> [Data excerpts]

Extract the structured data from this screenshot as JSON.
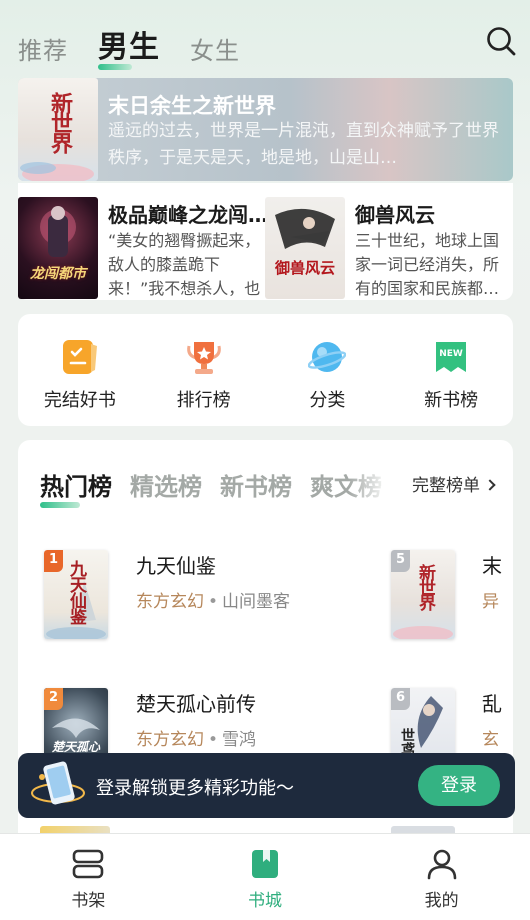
{
  "top_tabs": [
    {
      "label": "推荐",
      "active": false
    },
    {
      "label": "男生",
      "active": true
    },
    {
      "label": "女生",
      "active": false
    }
  ],
  "search_icon": "search-icon",
  "banner": {
    "title": "末日余生之新世界",
    "description": "遥远的过去，世界是一片混沌，直到众神赋予了世界秩序，于是天是天，地是地，山是山…",
    "cover_text": "新世界"
  },
  "featured": [
    {
      "title": "极品巅峰之龙闯…",
      "description": "“美女的翘臀撅起来，敌人的膝盖跪下来！”我不想杀人，也不…",
      "cover_text": "龙闯都市"
    },
    {
      "title": "御兽风云",
      "description": "三十世纪，地球上国家一词已经消失，所有的国家和民族都…",
      "cover_text": "御兽风云"
    }
  ],
  "shortcuts": [
    {
      "label": "完结好书",
      "icon": "completed-books-icon"
    },
    {
      "label": "排行榜",
      "icon": "trophy-icon"
    },
    {
      "label": "分类",
      "icon": "category-planet-icon"
    },
    {
      "label": "新书榜",
      "icon": "new-badge-icon"
    }
  ],
  "ranking": {
    "tabs": [
      {
        "label": "热门榜",
        "active": true
      },
      {
        "label": "精选榜",
        "active": false
      },
      {
        "label": "新书榜",
        "active": false
      },
      {
        "label": "爽文榜",
        "active": false
      }
    ],
    "full_list_label": "完整榜单",
    "left_column": [
      {
        "rank": "1",
        "title": "九天仙鉴",
        "category": "东方玄幻",
        "author": "山间墨客",
        "cover_text": "九天仙鉴"
      },
      {
        "rank": "2",
        "title": "楚天孤心前传",
        "category": "东方玄幻",
        "author": "雪鸿",
        "cover_text": "楚天孤心"
      }
    ],
    "right_column": [
      {
        "rank": "5",
        "title": "末",
        "category": "异",
        "cover_text": "新世界"
      },
      {
        "rank": "6",
        "title": "乱",
        "category": "玄",
        "cover_text": "世鸢"
      }
    ]
  },
  "login_prompt": {
    "text": "登录解锁更多精彩功能～",
    "button": "登录"
  },
  "bottom_nav": [
    {
      "label": "书架",
      "icon": "bookshelf-icon",
      "active": false
    },
    {
      "label": "书城",
      "icon": "bookstore-icon",
      "active": true
    },
    {
      "label": "我的",
      "icon": "profile-icon",
      "active": false
    }
  ],
  "colors": {
    "accent": "#2fae7e",
    "rank_1": "#e8672a",
    "rank_2": "#f08a3c",
    "rank_other": "#b9bcc1",
    "category": "#b6875b",
    "login_bar": "#1e2a3d"
  }
}
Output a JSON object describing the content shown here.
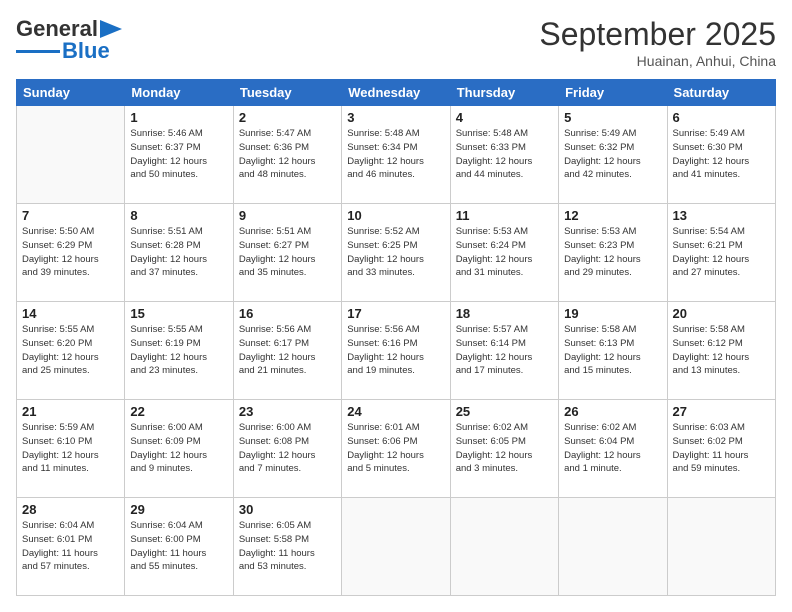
{
  "header": {
    "logo_main": "General",
    "logo_sub": "Blue",
    "month_title": "September 2025",
    "subtitle": "Huainan, Anhui, China"
  },
  "days_of_week": [
    "Sunday",
    "Monday",
    "Tuesday",
    "Wednesday",
    "Thursday",
    "Friday",
    "Saturday"
  ],
  "weeks": [
    [
      {
        "day": "",
        "info": ""
      },
      {
        "day": "1",
        "info": "Sunrise: 5:46 AM\nSunset: 6:37 PM\nDaylight: 12 hours\nand 50 minutes."
      },
      {
        "day": "2",
        "info": "Sunrise: 5:47 AM\nSunset: 6:36 PM\nDaylight: 12 hours\nand 48 minutes."
      },
      {
        "day": "3",
        "info": "Sunrise: 5:48 AM\nSunset: 6:34 PM\nDaylight: 12 hours\nand 46 minutes."
      },
      {
        "day": "4",
        "info": "Sunrise: 5:48 AM\nSunset: 6:33 PM\nDaylight: 12 hours\nand 44 minutes."
      },
      {
        "day": "5",
        "info": "Sunrise: 5:49 AM\nSunset: 6:32 PM\nDaylight: 12 hours\nand 42 minutes."
      },
      {
        "day": "6",
        "info": "Sunrise: 5:49 AM\nSunset: 6:30 PM\nDaylight: 12 hours\nand 41 minutes."
      }
    ],
    [
      {
        "day": "7",
        "info": "Sunrise: 5:50 AM\nSunset: 6:29 PM\nDaylight: 12 hours\nand 39 minutes."
      },
      {
        "day": "8",
        "info": "Sunrise: 5:51 AM\nSunset: 6:28 PM\nDaylight: 12 hours\nand 37 minutes."
      },
      {
        "day": "9",
        "info": "Sunrise: 5:51 AM\nSunset: 6:27 PM\nDaylight: 12 hours\nand 35 minutes."
      },
      {
        "day": "10",
        "info": "Sunrise: 5:52 AM\nSunset: 6:25 PM\nDaylight: 12 hours\nand 33 minutes."
      },
      {
        "day": "11",
        "info": "Sunrise: 5:53 AM\nSunset: 6:24 PM\nDaylight: 12 hours\nand 31 minutes."
      },
      {
        "day": "12",
        "info": "Sunrise: 5:53 AM\nSunset: 6:23 PM\nDaylight: 12 hours\nand 29 minutes."
      },
      {
        "day": "13",
        "info": "Sunrise: 5:54 AM\nSunset: 6:21 PM\nDaylight: 12 hours\nand 27 minutes."
      }
    ],
    [
      {
        "day": "14",
        "info": "Sunrise: 5:55 AM\nSunset: 6:20 PM\nDaylight: 12 hours\nand 25 minutes."
      },
      {
        "day": "15",
        "info": "Sunrise: 5:55 AM\nSunset: 6:19 PM\nDaylight: 12 hours\nand 23 minutes."
      },
      {
        "day": "16",
        "info": "Sunrise: 5:56 AM\nSunset: 6:17 PM\nDaylight: 12 hours\nand 21 minutes."
      },
      {
        "day": "17",
        "info": "Sunrise: 5:56 AM\nSunset: 6:16 PM\nDaylight: 12 hours\nand 19 minutes."
      },
      {
        "day": "18",
        "info": "Sunrise: 5:57 AM\nSunset: 6:14 PM\nDaylight: 12 hours\nand 17 minutes."
      },
      {
        "day": "19",
        "info": "Sunrise: 5:58 AM\nSunset: 6:13 PM\nDaylight: 12 hours\nand 15 minutes."
      },
      {
        "day": "20",
        "info": "Sunrise: 5:58 AM\nSunset: 6:12 PM\nDaylight: 12 hours\nand 13 minutes."
      }
    ],
    [
      {
        "day": "21",
        "info": "Sunrise: 5:59 AM\nSunset: 6:10 PM\nDaylight: 12 hours\nand 11 minutes."
      },
      {
        "day": "22",
        "info": "Sunrise: 6:00 AM\nSunset: 6:09 PM\nDaylight: 12 hours\nand 9 minutes."
      },
      {
        "day": "23",
        "info": "Sunrise: 6:00 AM\nSunset: 6:08 PM\nDaylight: 12 hours\nand 7 minutes."
      },
      {
        "day": "24",
        "info": "Sunrise: 6:01 AM\nSunset: 6:06 PM\nDaylight: 12 hours\nand 5 minutes."
      },
      {
        "day": "25",
        "info": "Sunrise: 6:02 AM\nSunset: 6:05 PM\nDaylight: 12 hours\nand 3 minutes."
      },
      {
        "day": "26",
        "info": "Sunrise: 6:02 AM\nSunset: 6:04 PM\nDaylight: 12 hours\nand 1 minute."
      },
      {
        "day": "27",
        "info": "Sunrise: 6:03 AM\nSunset: 6:02 PM\nDaylight: 11 hours\nand 59 minutes."
      }
    ],
    [
      {
        "day": "28",
        "info": "Sunrise: 6:04 AM\nSunset: 6:01 PM\nDaylight: 11 hours\nand 57 minutes."
      },
      {
        "day": "29",
        "info": "Sunrise: 6:04 AM\nSunset: 6:00 PM\nDaylight: 11 hours\nand 55 minutes."
      },
      {
        "day": "30",
        "info": "Sunrise: 6:05 AM\nSunset: 5:58 PM\nDaylight: 11 hours\nand 53 minutes."
      },
      {
        "day": "",
        "info": ""
      },
      {
        "day": "",
        "info": ""
      },
      {
        "day": "",
        "info": ""
      },
      {
        "day": "",
        "info": ""
      }
    ]
  ]
}
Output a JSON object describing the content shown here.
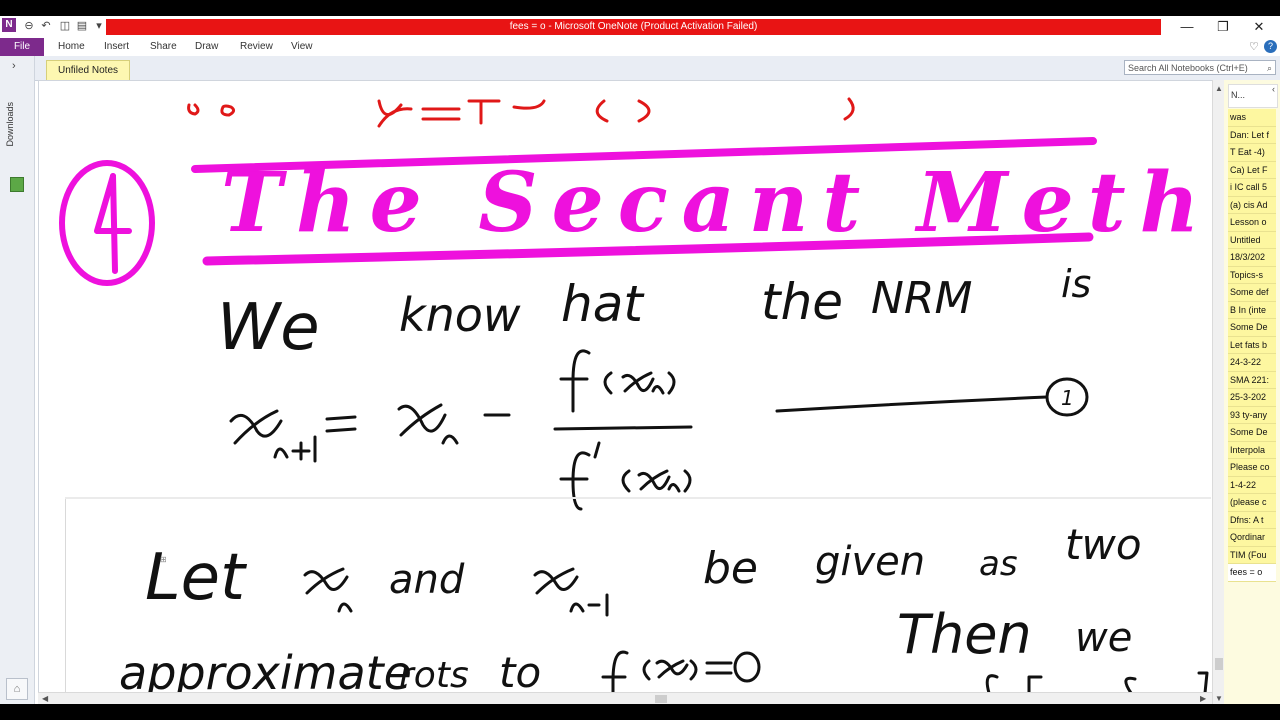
{
  "window": {
    "title": "fees = o  -  Microsoft OneNote (Product Activation Failed)",
    "app_icon": "N",
    "controls": {
      "minimize": "—",
      "restore": "❐",
      "close": "✕"
    }
  },
  "ribbon": {
    "file": "File",
    "tabs": [
      "Home",
      "Insert",
      "Share",
      "Draw",
      "Review",
      "View"
    ],
    "help": "?"
  },
  "left_panel": {
    "expand": "›",
    "label": "Downloads"
  },
  "section": {
    "tab": "Unfiled Notes"
  },
  "search": {
    "placeholder": "Search All Notebooks (Ctrl+E)"
  },
  "pages_panel": {
    "new_page": "N...",
    "items": [
      "was",
      "Dan: Let f",
      "T Eat -4)",
      "Ca) Let F",
      "i IC call 5",
      "(a) cis Ad",
      "Lesson o",
      "Untitled",
      "18/3/202",
      "Topics-s",
      "Some def",
      "B In (inte",
      "Some De",
      "Let fats b",
      "24-3-22",
      "SMA 221:",
      "25-3-202",
      "93 ty-any",
      "Some De",
      "Interpola",
      "Please co",
      "1-4-22",
      "(please c",
      "Dfns: A t",
      "Qordinar",
      "TIM (Fou",
      "fees = o"
    ],
    "selected_index": 26
  },
  "ink": {
    "heading_number": "4",
    "heading": "The Secant Method",
    "line1": [
      "We",
      "know",
      "hat",
      "the",
      "NRM",
      "is"
    ],
    "eq_label": "1",
    "line4": [
      "Let",
      "and",
      "be",
      "given",
      "as",
      "two"
    ],
    "line5": [
      "Then",
      "we"
    ],
    "line6": [
      "approximate",
      "rots",
      "to"
    ],
    "ink_color": "#111111",
    "heading_color": "#ee11dd",
    "top_ink_color": "#e01818"
  }
}
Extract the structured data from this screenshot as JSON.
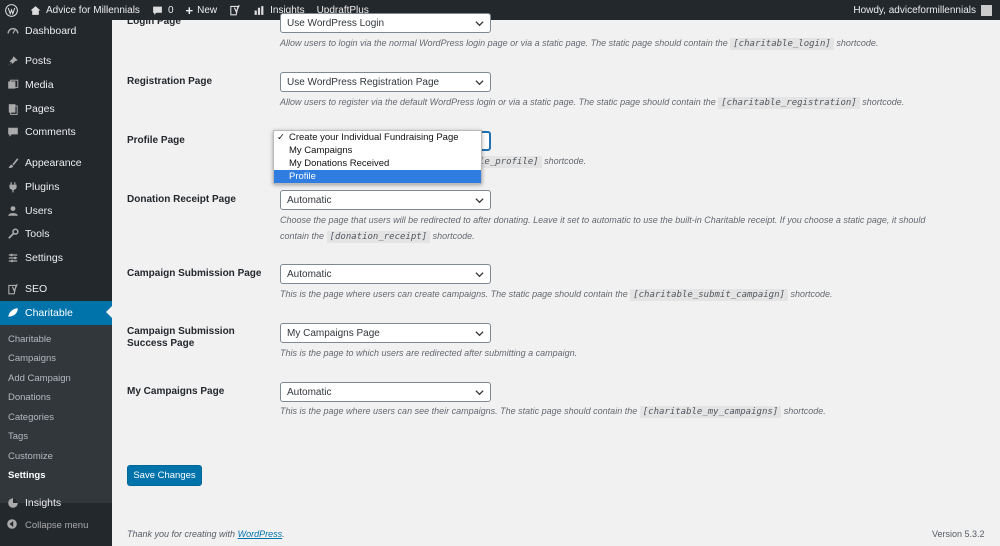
{
  "admin_bar": {
    "site_name": "Advice for Millennials",
    "comments_count": "0",
    "new_label": "New",
    "insights_label": "Insights",
    "updraft_label": "UpdraftPlus",
    "howdy": "Howdy, adviceformillennials"
  },
  "sidebar": {
    "dashboard": "Dashboard",
    "posts": "Posts",
    "media": "Media",
    "pages": "Pages",
    "comments": "Comments",
    "appearance": "Appearance",
    "plugins": "Plugins",
    "users": "Users",
    "tools": "Tools",
    "settings": "Settings",
    "seo": "SEO",
    "charitable": "Charitable",
    "submenu": [
      "Charitable",
      "Campaigns",
      "Add Campaign",
      "Donations",
      "Categories",
      "Tags",
      "Customize",
      "Settings"
    ],
    "insights": "Insights",
    "collapse": "Collapse menu",
    "active_color": "#0073aa"
  },
  "settings": {
    "login": {
      "label": "Login Page",
      "value": "Use WordPress Login",
      "desc_before": "Allow users to login via the normal WordPress login page or via a static page. The static page should contain the",
      "code": "[charitable_login]",
      "desc_after": "shortcode."
    },
    "registration": {
      "label": "Registration Page",
      "value": "Use WordPress Registration Page",
      "desc_before": "Allow users to register via the default WordPress login or via a static page. The static page should contain the",
      "code": "[charitable_registration]",
      "desc_after": "shortcode."
    },
    "profile": {
      "label": "Profile Page",
      "code": "[charitable_profile]",
      "code_visible": "le_profile]",
      "desc_after": "shortcode.",
      "options": [
        "Create your Individual Fundraising Page",
        "My Campaigns",
        "My Donations Received",
        "Profile"
      ],
      "checked_index": 0,
      "highlighted_index": 3
    },
    "donation_receipt": {
      "label": "Donation Receipt Page",
      "value": "Automatic",
      "desc_line1": "Choose the page that users will be redirected to after donating. Leave it set to automatic to use the built-in Charitable receipt. If you choose a static page, it should",
      "desc_line2_before": "contain the",
      "code": "[donation_receipt]",
      "desc_after": "shortcode."
    },
    "campaign_submission": {
      "label": "Campaign Submission Page",
      "value": "Automatic",
      "desc_before": "This is the page where users can create campaigns. The static page should contain the",
      "code": "[charitable_submit_campaign]",
      "desc_after": "shortcode."
    },
    "campaign_success": {
      "label_line1": "Campaign Submission",
      "label_line2": "Success Page",
      "value": "My Campaigns Page",
      "desc": "This is the page to which users are redirected after submitting a campaign."
    },
    "my_campaigns": {
      "label": "My Campaigns Page",
      "value": "Automatic",
      "desc_before": "This is the page where users can see their campaigns. The static page should contain the",
      "code": "[charitable_my_campaigns]",
      "desc_after": "shortcode."
    }
  },
  "save_label": "Save Changes",
  "footer": {
    "thanks_before": "Thank you for creating with",
    "wordpress_link": "WordPress",
    "thanks_after": ".",
    "version": "Version 5.3.2"
  }
}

> [GIVEN TASK] Work out how many lines above have the string "contain" in them, and give only the number.

> [THE RESPONSE] 5